▸ **WHAT YOU NEED TO DO**: Work through the data below and give the number of lines holding "Google", nothing more.

[Data items]
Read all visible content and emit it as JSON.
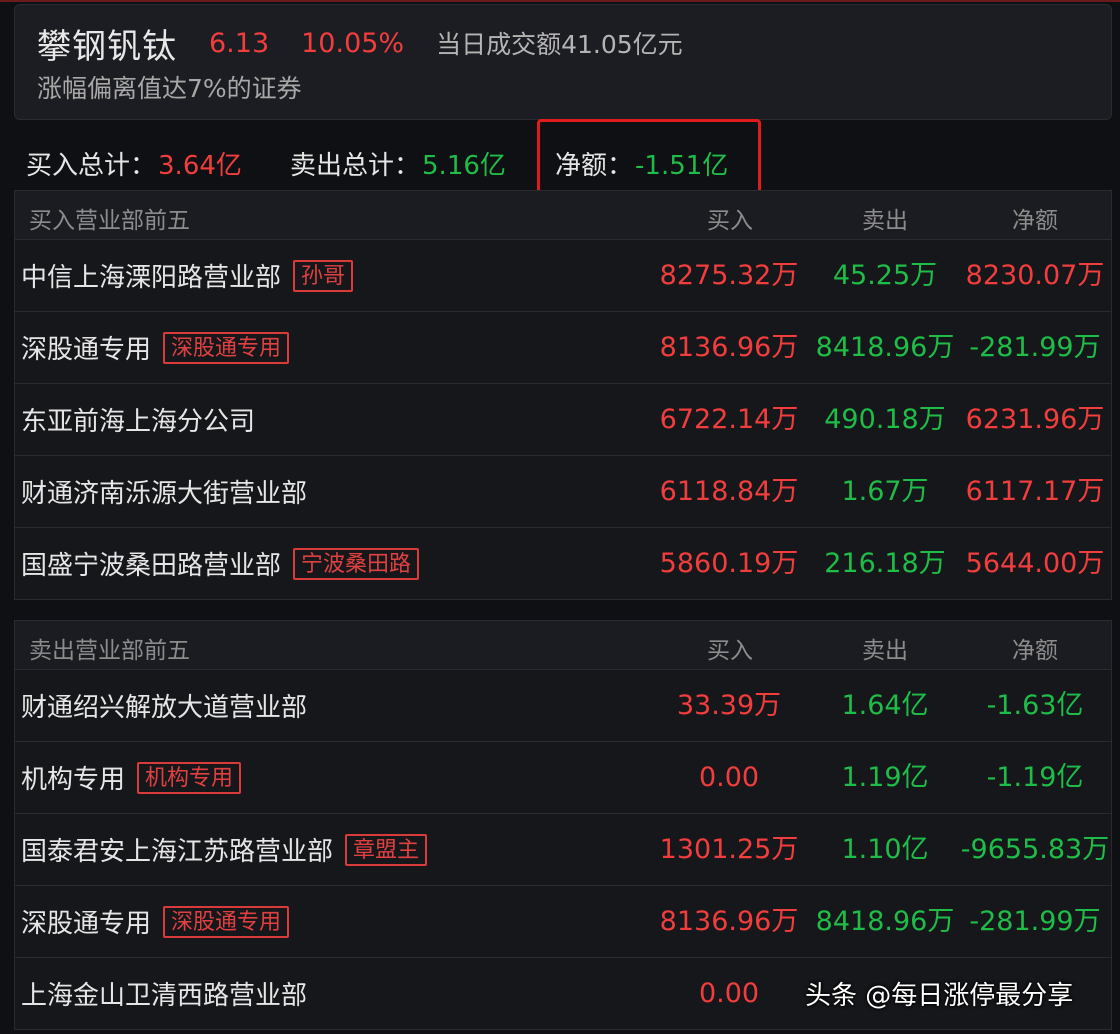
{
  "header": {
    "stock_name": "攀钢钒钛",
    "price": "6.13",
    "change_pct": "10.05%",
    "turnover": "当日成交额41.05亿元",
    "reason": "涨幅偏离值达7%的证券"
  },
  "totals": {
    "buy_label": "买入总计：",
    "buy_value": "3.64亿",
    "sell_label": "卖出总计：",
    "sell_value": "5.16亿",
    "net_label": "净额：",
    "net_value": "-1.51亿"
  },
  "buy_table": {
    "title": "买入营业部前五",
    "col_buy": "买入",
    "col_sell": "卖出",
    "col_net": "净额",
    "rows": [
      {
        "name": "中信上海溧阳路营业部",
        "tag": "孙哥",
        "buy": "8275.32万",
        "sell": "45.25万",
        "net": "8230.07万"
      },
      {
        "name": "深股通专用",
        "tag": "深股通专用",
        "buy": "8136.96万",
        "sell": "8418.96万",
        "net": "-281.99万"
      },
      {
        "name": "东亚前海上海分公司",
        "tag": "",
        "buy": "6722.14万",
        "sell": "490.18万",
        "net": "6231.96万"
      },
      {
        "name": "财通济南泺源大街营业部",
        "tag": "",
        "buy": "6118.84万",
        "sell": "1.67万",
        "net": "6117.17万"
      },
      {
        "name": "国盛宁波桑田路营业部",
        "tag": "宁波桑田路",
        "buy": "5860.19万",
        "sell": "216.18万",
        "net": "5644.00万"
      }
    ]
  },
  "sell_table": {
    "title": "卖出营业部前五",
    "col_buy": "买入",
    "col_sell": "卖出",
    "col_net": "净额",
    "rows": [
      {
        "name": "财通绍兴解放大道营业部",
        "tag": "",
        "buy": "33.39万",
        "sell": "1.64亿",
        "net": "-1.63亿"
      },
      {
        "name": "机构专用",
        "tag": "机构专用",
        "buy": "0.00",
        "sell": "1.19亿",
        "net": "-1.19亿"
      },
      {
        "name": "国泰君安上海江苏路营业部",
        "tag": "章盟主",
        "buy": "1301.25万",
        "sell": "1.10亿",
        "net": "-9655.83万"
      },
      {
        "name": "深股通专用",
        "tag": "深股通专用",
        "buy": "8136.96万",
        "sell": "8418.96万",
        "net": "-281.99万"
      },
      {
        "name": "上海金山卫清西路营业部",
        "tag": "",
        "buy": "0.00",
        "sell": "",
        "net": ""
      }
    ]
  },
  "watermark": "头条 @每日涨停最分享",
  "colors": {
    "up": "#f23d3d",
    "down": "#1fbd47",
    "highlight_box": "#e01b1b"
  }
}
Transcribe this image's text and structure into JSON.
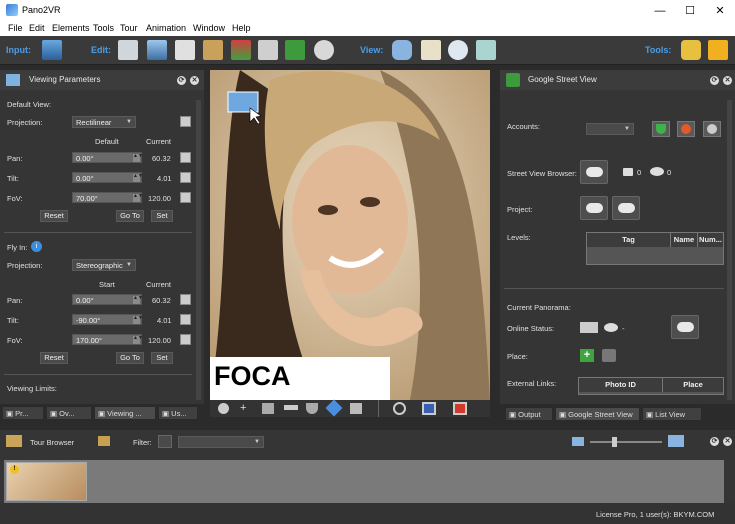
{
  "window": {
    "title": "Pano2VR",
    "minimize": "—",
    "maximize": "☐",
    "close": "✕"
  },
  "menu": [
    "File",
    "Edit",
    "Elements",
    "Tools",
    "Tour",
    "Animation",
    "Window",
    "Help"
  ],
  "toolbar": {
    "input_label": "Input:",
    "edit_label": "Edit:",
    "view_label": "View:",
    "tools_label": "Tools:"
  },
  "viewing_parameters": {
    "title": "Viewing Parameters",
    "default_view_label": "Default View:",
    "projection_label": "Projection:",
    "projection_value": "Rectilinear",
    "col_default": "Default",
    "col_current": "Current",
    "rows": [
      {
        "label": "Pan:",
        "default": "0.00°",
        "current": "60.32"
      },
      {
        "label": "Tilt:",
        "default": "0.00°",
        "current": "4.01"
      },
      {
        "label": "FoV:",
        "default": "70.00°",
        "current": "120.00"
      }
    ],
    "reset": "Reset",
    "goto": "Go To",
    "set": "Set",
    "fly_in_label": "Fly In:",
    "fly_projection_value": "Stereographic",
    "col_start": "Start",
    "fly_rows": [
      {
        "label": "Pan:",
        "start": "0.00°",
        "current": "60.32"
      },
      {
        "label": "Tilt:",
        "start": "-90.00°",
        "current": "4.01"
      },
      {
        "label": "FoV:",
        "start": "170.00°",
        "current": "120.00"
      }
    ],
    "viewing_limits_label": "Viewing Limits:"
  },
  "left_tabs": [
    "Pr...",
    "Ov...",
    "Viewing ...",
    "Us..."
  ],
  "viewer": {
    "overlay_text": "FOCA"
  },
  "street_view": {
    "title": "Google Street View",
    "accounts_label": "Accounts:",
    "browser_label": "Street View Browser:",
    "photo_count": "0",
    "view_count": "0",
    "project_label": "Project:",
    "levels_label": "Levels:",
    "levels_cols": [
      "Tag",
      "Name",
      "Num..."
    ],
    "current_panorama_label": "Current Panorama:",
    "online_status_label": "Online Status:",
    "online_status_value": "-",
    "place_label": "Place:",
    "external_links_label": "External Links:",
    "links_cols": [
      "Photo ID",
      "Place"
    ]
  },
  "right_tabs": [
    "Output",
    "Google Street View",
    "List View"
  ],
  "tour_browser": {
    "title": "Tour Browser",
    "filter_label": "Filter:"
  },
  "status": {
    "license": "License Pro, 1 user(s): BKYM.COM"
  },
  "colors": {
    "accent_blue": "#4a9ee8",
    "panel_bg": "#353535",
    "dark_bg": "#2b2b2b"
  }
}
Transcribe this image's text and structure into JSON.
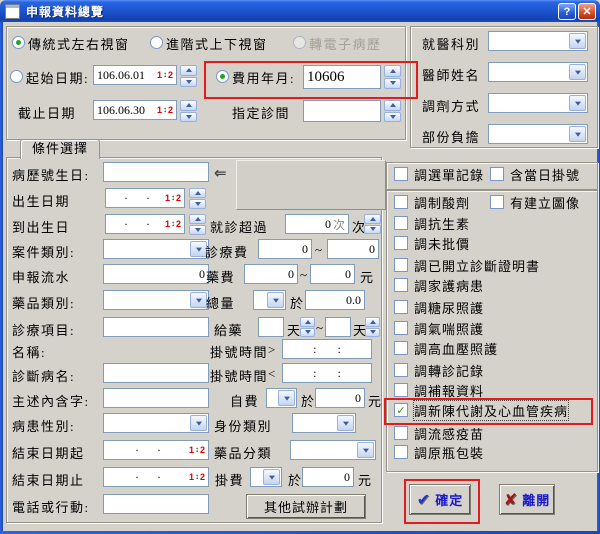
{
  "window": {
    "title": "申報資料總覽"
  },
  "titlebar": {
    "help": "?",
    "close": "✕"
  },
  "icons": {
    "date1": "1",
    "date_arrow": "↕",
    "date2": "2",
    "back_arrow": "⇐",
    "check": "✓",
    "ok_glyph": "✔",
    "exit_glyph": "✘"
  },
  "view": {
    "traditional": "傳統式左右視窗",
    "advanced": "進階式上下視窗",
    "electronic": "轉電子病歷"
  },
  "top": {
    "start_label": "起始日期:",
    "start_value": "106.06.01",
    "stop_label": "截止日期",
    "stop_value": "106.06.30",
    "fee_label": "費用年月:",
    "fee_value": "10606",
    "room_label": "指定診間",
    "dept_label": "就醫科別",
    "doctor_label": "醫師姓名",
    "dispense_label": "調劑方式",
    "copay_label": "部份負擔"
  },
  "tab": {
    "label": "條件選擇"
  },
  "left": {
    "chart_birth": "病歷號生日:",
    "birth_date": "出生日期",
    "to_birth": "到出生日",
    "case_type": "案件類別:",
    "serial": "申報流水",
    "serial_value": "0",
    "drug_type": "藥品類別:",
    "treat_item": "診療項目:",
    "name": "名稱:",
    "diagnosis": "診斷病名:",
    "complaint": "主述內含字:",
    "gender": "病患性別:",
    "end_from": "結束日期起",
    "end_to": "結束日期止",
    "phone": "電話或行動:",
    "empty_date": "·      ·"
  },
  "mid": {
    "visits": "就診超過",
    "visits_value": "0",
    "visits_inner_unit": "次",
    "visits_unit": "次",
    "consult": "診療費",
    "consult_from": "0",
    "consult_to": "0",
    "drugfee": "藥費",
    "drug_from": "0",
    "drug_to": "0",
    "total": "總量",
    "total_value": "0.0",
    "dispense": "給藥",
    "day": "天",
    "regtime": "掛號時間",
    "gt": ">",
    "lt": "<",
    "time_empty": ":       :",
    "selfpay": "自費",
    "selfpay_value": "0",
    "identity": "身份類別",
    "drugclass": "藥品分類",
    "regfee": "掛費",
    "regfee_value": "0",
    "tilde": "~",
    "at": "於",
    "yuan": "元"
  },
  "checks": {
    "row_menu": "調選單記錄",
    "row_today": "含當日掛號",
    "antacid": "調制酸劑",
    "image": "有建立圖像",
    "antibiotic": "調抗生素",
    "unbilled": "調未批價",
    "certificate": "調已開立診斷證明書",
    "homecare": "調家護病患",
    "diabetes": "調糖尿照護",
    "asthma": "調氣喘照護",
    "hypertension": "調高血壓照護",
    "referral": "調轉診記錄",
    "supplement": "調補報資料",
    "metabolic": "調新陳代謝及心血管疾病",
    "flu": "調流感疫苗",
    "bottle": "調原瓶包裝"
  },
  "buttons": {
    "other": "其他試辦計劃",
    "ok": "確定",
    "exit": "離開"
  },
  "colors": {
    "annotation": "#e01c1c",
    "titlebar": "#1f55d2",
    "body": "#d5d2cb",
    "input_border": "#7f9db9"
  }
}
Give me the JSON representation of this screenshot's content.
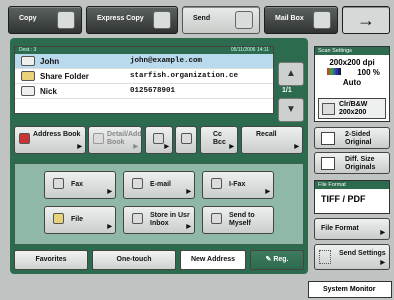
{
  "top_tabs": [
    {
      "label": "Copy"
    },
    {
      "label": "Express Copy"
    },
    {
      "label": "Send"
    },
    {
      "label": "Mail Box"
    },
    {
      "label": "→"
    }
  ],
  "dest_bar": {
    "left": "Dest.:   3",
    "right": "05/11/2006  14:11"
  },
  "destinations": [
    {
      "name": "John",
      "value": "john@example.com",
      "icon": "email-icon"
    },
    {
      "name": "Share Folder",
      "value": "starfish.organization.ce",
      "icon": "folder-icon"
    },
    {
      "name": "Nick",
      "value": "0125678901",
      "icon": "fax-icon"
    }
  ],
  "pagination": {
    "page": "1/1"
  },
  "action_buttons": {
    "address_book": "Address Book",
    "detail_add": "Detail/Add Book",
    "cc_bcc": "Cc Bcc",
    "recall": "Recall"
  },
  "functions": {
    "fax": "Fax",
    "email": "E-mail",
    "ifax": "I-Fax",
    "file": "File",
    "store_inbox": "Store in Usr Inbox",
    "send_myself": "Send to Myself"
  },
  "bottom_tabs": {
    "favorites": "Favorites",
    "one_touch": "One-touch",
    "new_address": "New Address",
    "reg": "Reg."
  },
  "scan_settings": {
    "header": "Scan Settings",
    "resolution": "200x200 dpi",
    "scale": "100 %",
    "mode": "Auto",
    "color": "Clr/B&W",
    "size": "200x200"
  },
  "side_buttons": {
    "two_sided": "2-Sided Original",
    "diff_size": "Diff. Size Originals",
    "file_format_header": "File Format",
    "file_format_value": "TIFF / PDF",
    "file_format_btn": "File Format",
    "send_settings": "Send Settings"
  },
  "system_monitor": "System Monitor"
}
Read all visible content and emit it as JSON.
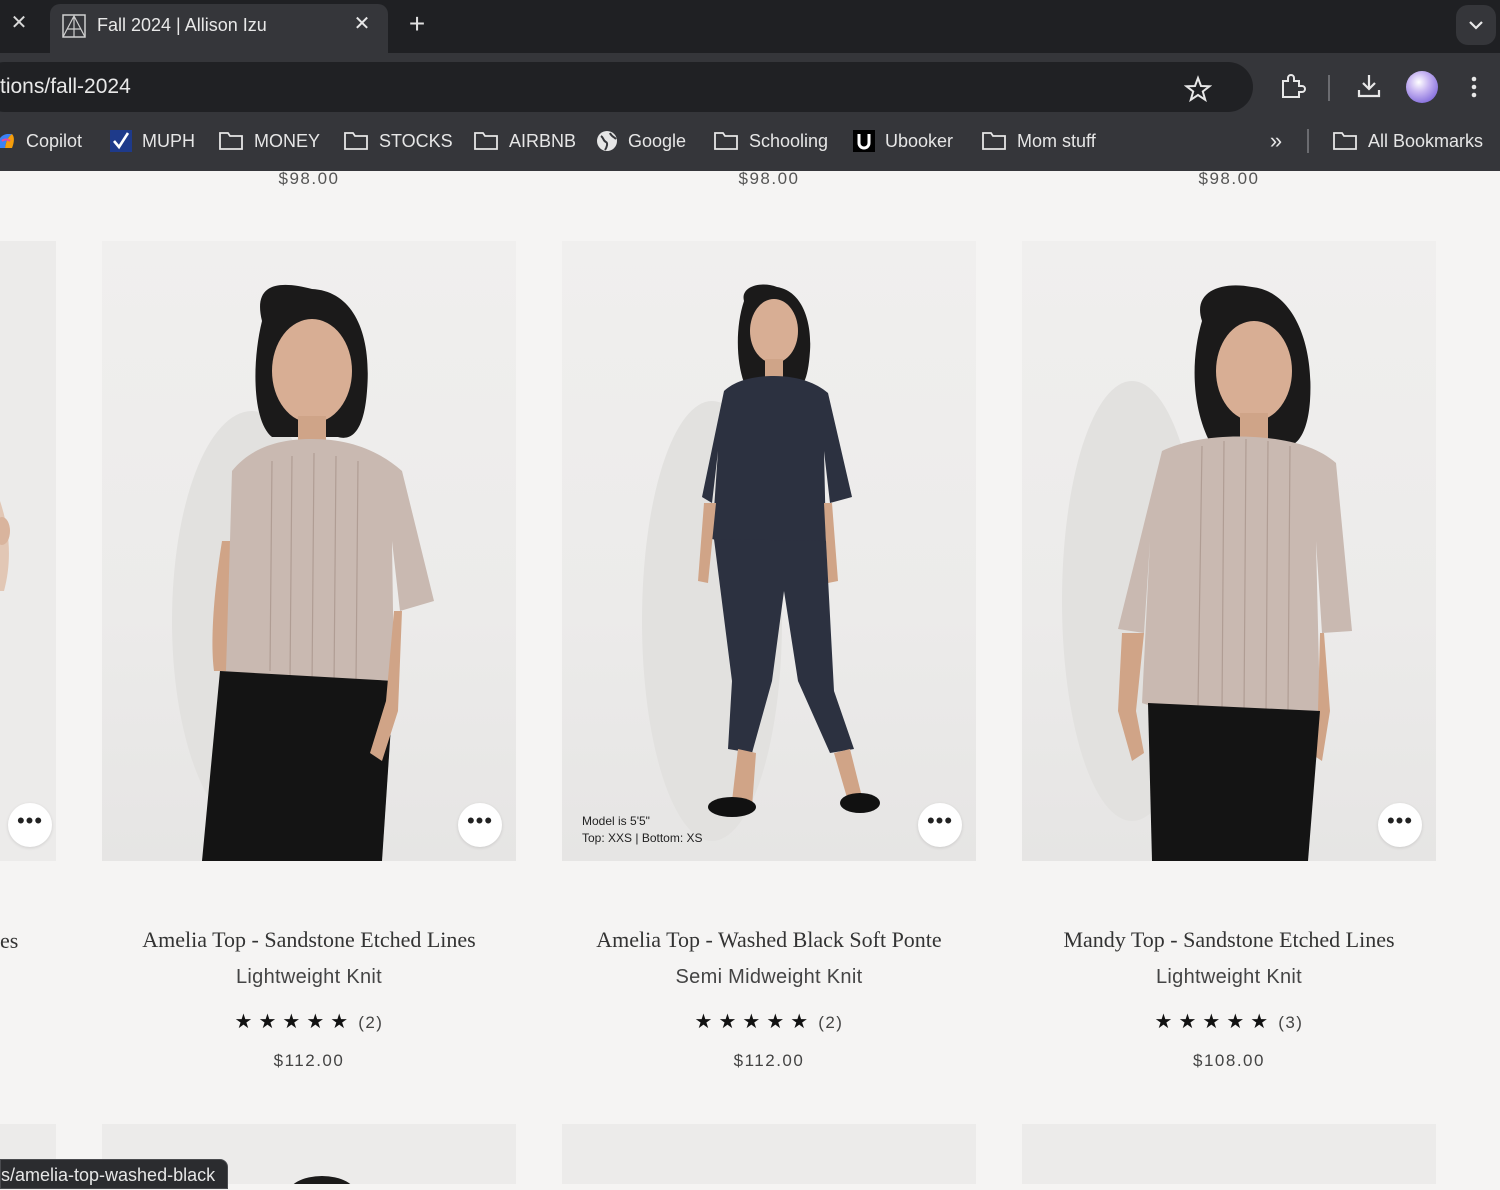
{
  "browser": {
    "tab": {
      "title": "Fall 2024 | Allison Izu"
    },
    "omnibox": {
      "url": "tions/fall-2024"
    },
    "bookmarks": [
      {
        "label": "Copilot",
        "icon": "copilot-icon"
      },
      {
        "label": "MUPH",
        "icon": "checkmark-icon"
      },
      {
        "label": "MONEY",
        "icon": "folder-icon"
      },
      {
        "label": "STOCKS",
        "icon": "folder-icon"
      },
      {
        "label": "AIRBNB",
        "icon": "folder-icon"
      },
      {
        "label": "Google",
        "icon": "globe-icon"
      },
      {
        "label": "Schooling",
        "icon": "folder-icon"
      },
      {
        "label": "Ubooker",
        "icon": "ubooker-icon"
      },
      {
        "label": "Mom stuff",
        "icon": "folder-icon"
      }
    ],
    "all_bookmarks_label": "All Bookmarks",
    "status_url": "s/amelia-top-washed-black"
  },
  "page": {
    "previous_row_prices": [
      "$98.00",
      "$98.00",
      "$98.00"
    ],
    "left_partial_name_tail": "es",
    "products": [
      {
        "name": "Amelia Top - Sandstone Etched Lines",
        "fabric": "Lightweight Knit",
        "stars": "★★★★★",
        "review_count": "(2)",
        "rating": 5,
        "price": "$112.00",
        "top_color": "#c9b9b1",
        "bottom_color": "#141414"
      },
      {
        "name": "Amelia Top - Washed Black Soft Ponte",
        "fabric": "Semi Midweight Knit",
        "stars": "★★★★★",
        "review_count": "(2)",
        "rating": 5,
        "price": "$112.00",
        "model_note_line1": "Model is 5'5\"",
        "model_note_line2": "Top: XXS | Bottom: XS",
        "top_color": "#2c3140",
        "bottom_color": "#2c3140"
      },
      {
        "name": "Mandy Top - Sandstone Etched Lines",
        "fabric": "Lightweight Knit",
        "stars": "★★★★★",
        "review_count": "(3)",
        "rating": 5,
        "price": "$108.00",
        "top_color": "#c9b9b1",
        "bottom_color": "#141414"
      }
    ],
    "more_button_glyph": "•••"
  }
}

▸ **TASK OUTPUT**: 3